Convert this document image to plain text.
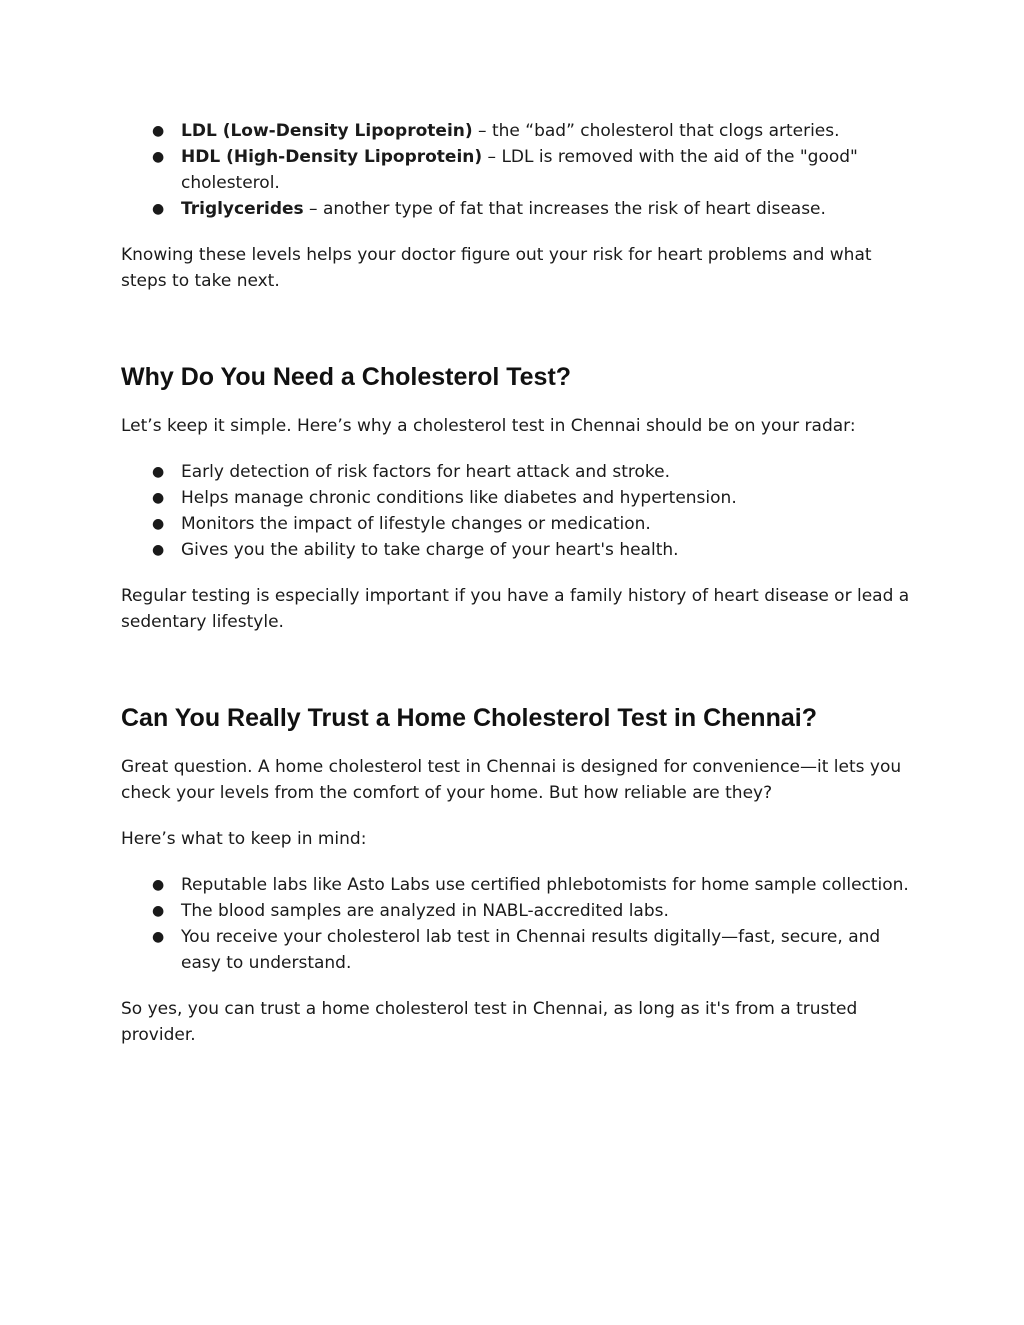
● LDL (Low-Density Lipoprotein) – the “bad” cholesterol that clogs arteries.
● HDL (High-Density Lipoprotein) – LDL is removed with the aid of the "good" cholesterol.
● Triglycerides – another type of fat that increases the risk of heart disease.

Knowing these levels helps your doctor figure out your risk for heart problems and what steps to take next.

Why Do You Need a Cholesterol Test?

Let’s keep it simple. Here’s why a cholesterol test in Chennai should be on your radar:

● Early detection of risk factors for heart attack and stroke.
● Helps manage chronic conditions like diabetes and hypertension.
● Monitors the impact of lifestyle changes or medication.
● Gives you the ability to take charge of your heart's health.

Regular testing is especially important if you have a family history of heart disease or lead a sedentary lifestyle.

Can You Really Trust a Home Cholesterol Test in Chennai?

Great question. A home cholesterol test in Chennai is designed for convenience—it lets you check your levels from the comfort of your home. But how reliable are they?

Here’s what to keep in mind:

● Reputable labs like Asto Labs use certified phlebotomists for home sample collection.
● The blood samples are analyzed in NABL-accredited labs.
● You receive your cholesterol lab test in Chennai results digitally—fast, secure, and easy to understand.

So yes, you can trust a home cholesterol test in Chennai, as long as it's from a trusted provider.
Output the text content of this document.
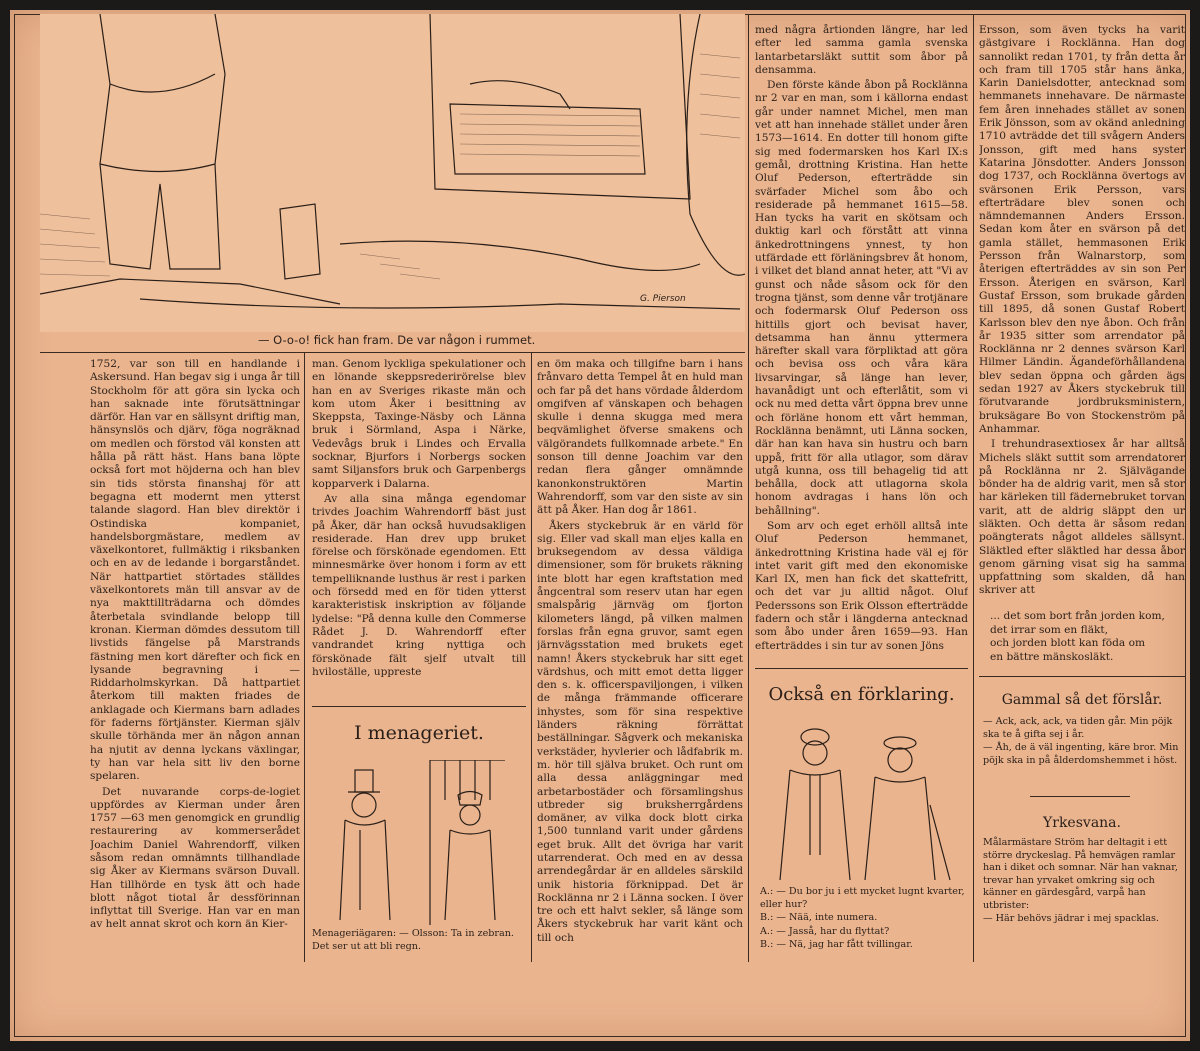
G. Pierson
— O-o-o! fick han fram. De var någon i rummet.

1752, var son till en handlande i Askersund. Han begav sig i unga år till Stockholm för att göra sin lycka och han saknade inte förutsättningar därför. Han var en sällsynt driftig man, hänsynslös och djärv, föga nogräknad om medlen och förstod väl konsten att hålla på rätt häst. Hans bana löpte också fort mot höjderna och han blev sin tids största finanshaj för att begagna ett modernt men ytterst talande slagord. Han blev direktör i Ostindiska kompaniet, handelsborgmästare, medlem av växelkontoret, fullmäktig i riksbanken och en av de ledande i borgarståndet. När hattpartiet störtades ställdes växelkontorets män till ansvar av de nya makttillträdarna och dömdes återbetala svindlande belopp till kronan. Kierman dömdes dessutom till livstids fängelse på Marstrands fästning men kort därefter och fick en lysande begravning i — Riddarholmskyrkan. Då hattpartiet återkom till makten friades de anklagade och Kiermans barn adlades för faderns förtjänster. Kierman själv skulle törhända mer än någon annan ha njutit av denna lyckans växlingar, ty han var hela sitt liv den borne spelaren.

Det nuvarande corps-de-logiet uppfördes av Kierman under åren 1757 —63 men genomgick en grundlig restaurering av kommerserådet Joachim Daniel Wahrendorff, vilken såsom redan omnämnts tillhandlade sig Åker av Kiermans svärson Duvall. Han tillhörde en tysk ätt och hade blott något tiotal år dessförinnan inflyttat till Sverige. Han var en man av helt annat skrot och korn än Kier-

man. Genom lyckliga spekulationer och en lönande skeppsrederirörelse blev han en av Sveriges rikaste män och kom utom Åker i besittning av Skeppsta, Taxinge-Näsby och Länna bruk i Sörmland, Aspa i Närke, Vedevågs bruk i Lindes och Ervalla socknar, Bjurfors i Norbergs socken samt Siljansfors bruk och Garpenbergs kopparverk i Dalarna.

Av alla sina många egendomar trivdes Joachim Wahrendorff bäst just på Åker, där han också huvudsakligen residerade. Han drev upp bruket förelse och förskönade egendomen. Ett minnesmärke över honom i form av ett tempelliknande lusthus är rest i parken och försedd med en för tiden ytterst karakteristisk inskription av följande lydelse: "På denna kulle den Commerse Rådet J. D. Wahrendorff efter vandrandet kring nyttiga och förskönade fält sjelf utvalt till hviloställe, uppreste

I menageriet.
Menageriägaren: — Olsson: Ta in zebran. Det ser ut att bli regn.

en öm maka och tillgifne barn i hans frånvaro detta Tempel åt en huld man och far på det hans vördade ålderdom omgifven af vänskapen och behagen skulle i denna skugga med mera beqvämlighet öfverse smakens och välgörandets fullkomnade arbete." En sonson till denne Joachim var den redan flera gånger omnämnde kanonkonstruktören Martin Wahrendorff, som var den siste av sin ätt på Åker. Han dog år 1861.

Åkers styckebruk är en värld för sig. Eller vad skall man eljes kalla en bruksegendom av dessa väldiga dimensioner, som för brukets räkning inte blott har egen kraftstation med ångcentral som reserv utan har egen smalspårig järnväg om fjorton kilometers längd, på vilken malmen forslas från egna gruvor, samt egen järnvägsstation med brukets eget namn! Åkers styckebruk har sitt eget värdshus, och mitt emot detta ligger den s. k. officerspaviljongen, i vilken de många främmande officerare inhystes, som för sina respektive länders räkning förrättat beställningar. Sågverk och mekaniska verkstäder, hyvlerier och lådfabrik m. m. hör till själva bruket. Och runt om alla dessa anläggningar med arbetarbostäder och församlingshus utbreder sig bruksherrgårdens domäner, av vilka dock blott cirka 1,500 tunnland varit under gårdens eget bruk. Allt det övriga har varit utarrenderat. Och med en av dessa arrendegårdar är en alldeles särskild unik historia förknippad. Det är Rocklänna nr 2 i Länna socken. I över tre och ett halvt sekler, så länge som Åkers styckebruk har varit känt och till och

med några årtionden längre, har led efter led samma gamla svenska lantarbetarsläkt suttit som åbor på densamma.

Den förste kände åbon på Rocklänna nr 2 var en man, som i källorna endast går under namnet Michel, men man vet att han innehade stället under åren 1573—1614. En dotter till honom gifte sig med fodermarsken hos Karl IX:s gemål, drottning Kristina. Han hette Oluf Pederson, efterträdde sin svärfader Michel som åbo och residerade på hemmanet 1615—58. Han tycks ha varit en skötsam och duktig karl och förstått att vinna änkedrottningens ynnest, ty hon utfärdade ett förläningsbrev åt honom, i vilket det bland annat heter, att "Vi av gunst och nåde såsom ock för den trogna tjänst, som denne vår trotjänare och fodermarsk Oluf Pederson oss hittills gjort och bevisat haver, detsamma han ännu yttermera härefter skall vara förpliktad att göra och bevisa oss och våra kära livsarvingar, så länge han lever, havanådigt unt och efterlåtit, som vi ock nu med detta vårt öppna brev unne och förläne honom ett vårt hemman, Rocklänna benämnt, uti Länna socken, där han kan hava sin hustru och barn uppå, fritt för alla utlagor, som därav utgå kunna, oss till behagelig tid att behålla, dock att utlagorna skola honom avdragas i hans lön och behållning".

Som arv och eget erhöll alltså inte Oluf Pederson hemmanet, änkedrottning Kristina hade väl ej för intet varit gift med den ekonomiske Karl IX, men han fick det skattefritt, och det var ju alltid något. Oluf Pederssons son Erik Olsson efterträdde fadern och står i längderna antecknad som åbo under åren 1659—93. Han efterträddes i sin tur av sonen Jöns

Också en förklaring.

A.: — Du bor ju i ett mycket lugnt kvarter, eller hur?

B.: — Nää, inte numera.

A.: — Jasså, har du flyttat?

B.: — Nä, jag har fått tvillingar.

Ersson, som även tycks ha varit gästgivare i Rocklänna. Han dog sannolikt redan 1701, ty från detta år och fram till 1705 står hans änka, Karin Danielsdotter, antecknad som hemmanets innehavare. De närmaste fem åren innehades stället av sonen Erik Jönsson, som av okänd anledning 1710 avträdde det till svågern Anders Jonsson, gift med hans syster Katarina Jönsdotter. Anders Jonsson dog 1737, och Rocklänna övertogs av svärsonen Erik Persson, vars efterträdare blev sonen och nämndemannen Anders Ersson. Sedan kom åter en svärson på det gamla stället, hemmasonen Erik Persson från Walnarstorp, som återigen efterträddes av sin son Per Ersson. Återigen en svärson, Karl Gustaf Ersson, som brukade gården till 1895, då sonen Gustaf Robert Karlsson blev den nye åbon. Och från år 1935 sitter som arrendator på Rocklänna nr 2 dennes svärson Karl Hilmer Ländin. Ägandeförhållandena blev sedan öppna och gården ägs sedan 1927 av Åkers styckebruk till förutvarande jordbruksministern, bruksägare Bo von Stockenström på Anhammar.

I trehundrasextiosex år har alltså Michels släkt suttit som arrendatorer på Rocklänna nr 2. Självägande bönder ha de aldrig varit, men så stor har kärleken till fädernebruket torvan varit, att de aldrig släppt den ur släkten. Och detta är såsom redan poängterats något alldeles sällsynt. Släktled efter släktled har dessa åbor genom gärning visat sig ha samma uppfattning som skalden, då han skriver att

... det som bort från jorden kom,
det irrar som en fläkt,
och jorden blott kan föda om
en bättre mänskosläkt.
Gammal så det förslår.

— Ack, ack, ack, va tiden går. Min pöjk ska te å gifta sej i år.

— Åh, de ä väl ingenting, käre bror. Min pöjk ska in på ålderdomshemmet i höst.

Yrkesvana.

Målarmästare Ström har deltagit i ett större dryckeslag. På hemvägen ramlar han i diket och somnar. När han vaknar, trevar han yrvaket omkring sig och känner en gärdesgård, varpå han utbrister:

— Här behövs jädrar i mej spacklas.
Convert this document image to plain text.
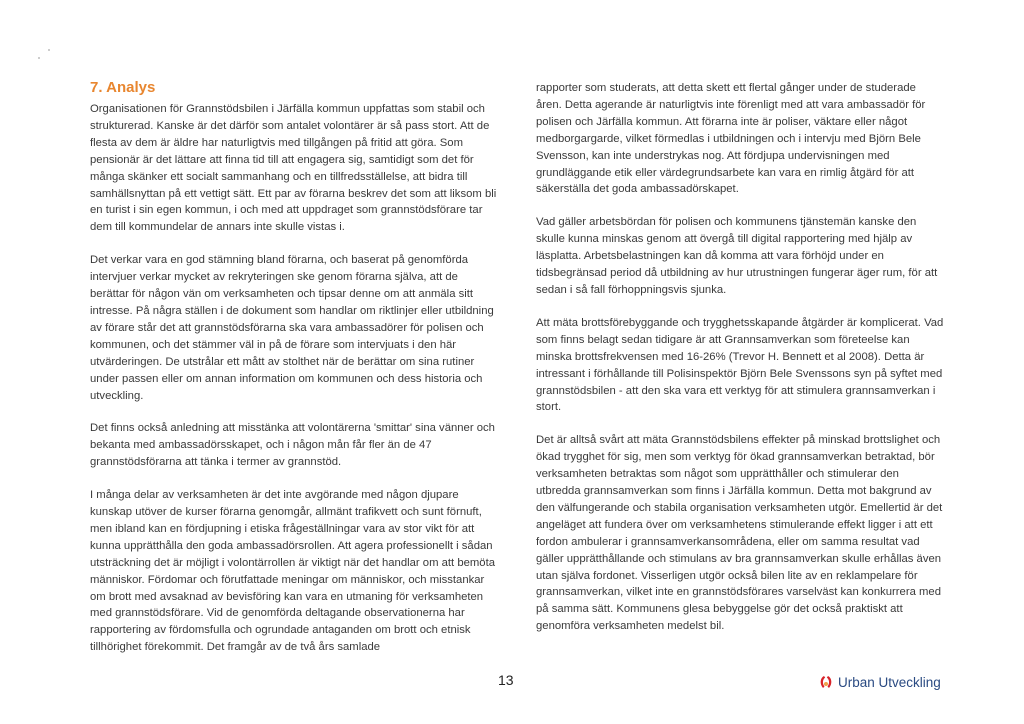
7. Analys

Organisationen för Grannstödsbilen i Järfälla kommun uppfattas som stabil och strukturerad. Kanske är det därför som antalet volontärer är så pass stort. Att de flesta av dem är äldre har naturligtvis med tillgången på fritid att göra. Som pensionär är det lättare att finna tid till att engagera sig, samtidigt som det för många skänker ett socialt sammanhang och en tillfredsställelse, att bidra till samhällsnyttan på ett vettigt sätt. Ett par av förarna beskrev det som att liksom bli en turist i sin egen kommun, i och med att uppdraget som grannstödsförare tar dem till kommundelar de annars inte skulle vistas i.

Det verkar vara en god stämning bland förarna, och baserat på genomförda intervjuer verkar mycket av rekryteringen ske genom förarna själva, att de berättar för någon vän om verksamheten och tipsar denne om att anmäla sitt intresse. På några ställen i de dokument som handlar om riktlinjer eller utbildning av förare står det att grannstödsförarna ska vara ambassadörer för polisen och kommunen, och det stämmer väl in på de förare som intervjuats i den här utvärderingen. De utstrålar ett mått av stolthet när de berättar om sina rutiner under passen eller om annan information om kommunen och dess historia och utveckling.

Det finns också anledning att misstänka att volontärerna 'smittar' sina vänner och bekanta med ambassadörsskapet, och i någon mån får fler än de 47 grannstödsförarna att tänka i termer av grannstöd.

I många delar av verksamheten är det inte avgörande med någon djupare kunskap utöver de kurser förarna genomgår, allmänt trafikvett och sunt förnuft, men ibland kan en fördjupning i etiska frågeställningar vara av stor vikt för att kunna upprätthålla den goda ambassadörsrollen. Att agera professionellt i sådan utsträckning det är möjligt i volontärrollen är viktigt när det handlar om att bemöta människor. Fördomar och förutfattade meningar om människor, och misstankar om brott med avsaknad av bevisföring kan vara en utmaning för verksamheten med grannstödsförare. Vid de genomförda deltagande observationerna har rapportering av fördomsfulla och ogrundade antaganden om brott och etnisk tillhörighet förekommit. Det framgår av de två års samlade

rapporter som studerats, att detta skett ett flertal gånger under de studerade åren. Detta agerande är naturligtvis inte förenligt med att vara ambassadör för polisen och Järfälla kommun. Att förarna inte är poliser, väktare eller något medborgargarde, vilket förmedlas i utbildningen och i intervju med Björn Bele Svensson, kan inte understrykas nog. Att fördjupa undervisningen med grundläggande etik eller värdegrundsarbete kan vara en rimlig åtgärd för att säkerställa det goda ambassadörskapet.

Vad gäller arbetsbördan för polisen och kommunens tjänstemän kanske den skulle kunna minskas genom att övergå till digital rapportering med hjälp av läsplatta. Arbetsbelastningen kan då komma att vara förhöjd under en tidsbegränsad period då utbildning av hur utrustningen fungerar äger rum, för att sedan i så fall förhoppningsvis sjunka.

Att mäta brottsförebyggande och trygghetsskapande åtgärder är komplicerat. Vad som finns belagt sedan tidigare är att Grannsamverkan som företeelse kan minska brottsfrekvensen med 16-26% (Trevor H. Bennett et al 2008). Detta är intressant i förhållande till Polisinspektör Björn Bele Svenssons syn på syftet med grannstödsbilen - att den ska vara ett verktyg för att stimulera grannsamverkan i stort.

Det är alltså svårt att mäta Grannstödsbilens effekter på minskad brottslighet och ökad trygghet för sig, men som verktyg för ökad grannsamverkan betraktad, bör verksamheten betraktas som något som upprätthåller och stimulerar den utbredda grannsamverkan som finns i Järfälla kommun. Detta mot bakgrund av den välfungerande och stabila organisation verksamheten utgör. Emellertid är det angeläget att fundera över om verksamhetens stimulerande effekt ligger i att ett fordon ambulerar i grannsamverkansområdena, eller om samma resultat vad gäller upprätthållande och stimulans av bra grannsamverkan skulle erhållas även utan själva fordonet. Visserligen utgör också bilen lite av en reklampelare för grannsamverkan, vilket inte en grannstödsförares varselväst kan konkurrera med på samma sätt. Kommunens glesa bebyggelse gör det också praktiskt att genomföra verksamheten medelst bil.

13	Urban Utveckling
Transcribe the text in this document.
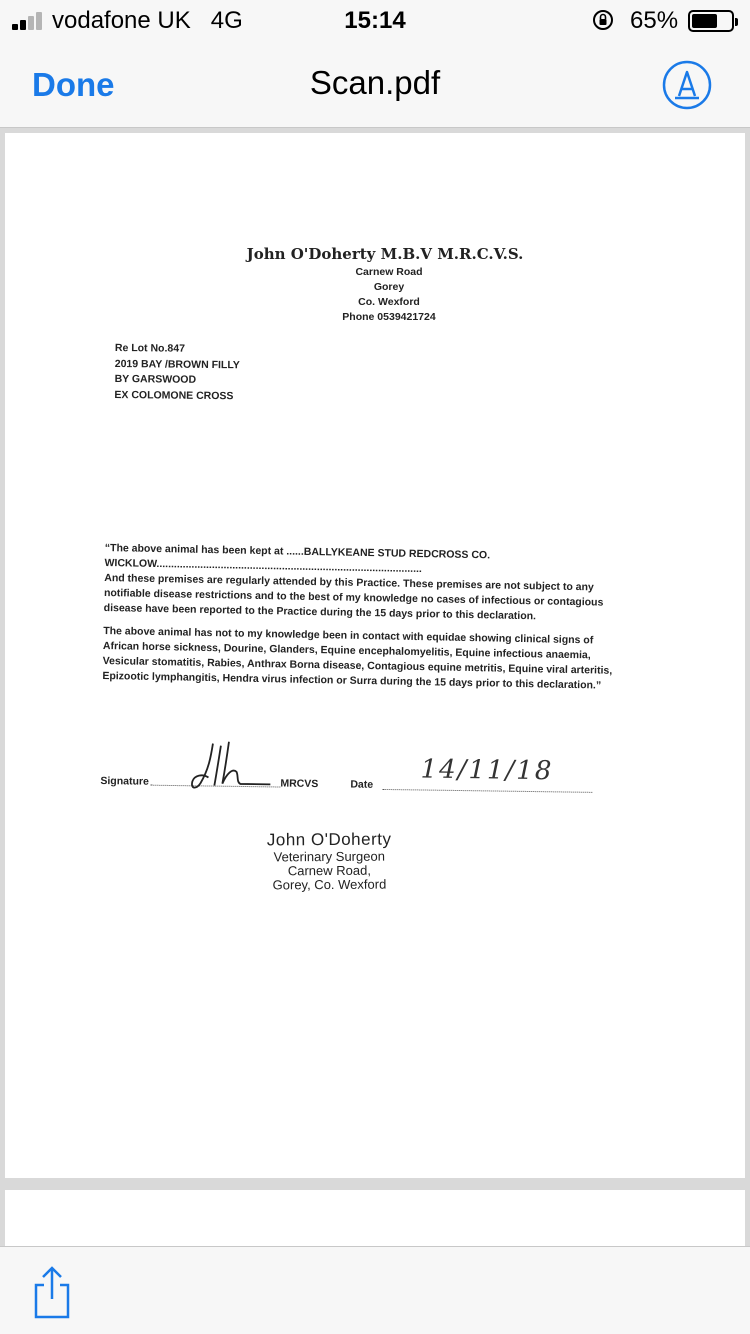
vodafone UK 4G	15:14	65%
Done	Scan.pdf
John O'Doherty M.B.V M.R.C.V.S.
Carnew Road
Gorey
Co. Wexford
Phone 0539421724
Re Lot No.847
2019 BAY /BROWN FILLY
BY GARSWOOD
EX COLOMONE CROSS

“The above animal has been kept at ......BALLYKEANE STUD REDCROSS CO. WICKLOW...........................................................................................
And these premises are regularly attended by this Practice. These premises are not subject to any notifiable disease restrictions and to the best of my knowledge no cases of infectious or contagious disease have been reported to the Practice during the 15 days prior to this declaration.

The above animal has not to my knowledge been in contact with equidae showing clinical signs of African horse sickness, Dourine, Glanders, Equine encephalomyelitis, Equine infectious anaemia, Vesicular stomatitis, Rabies, Anthrax Borna disease, Contagious equine metritis, Equine viral arteritis, Epizootic lymphangitis, Hendra virus infection or Surra during the 15 days prior to this declaration.”

Signature	MRCVS	Date 14/11/18
John O'Doherty
Veterinary Surgeon
Carnew Road,
Gorey, Co. Wexford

================

* _Task description_:
Please count up the lines in the listing above holding the string "John", and say the number with nothing else.

* _Solution for this task_:
2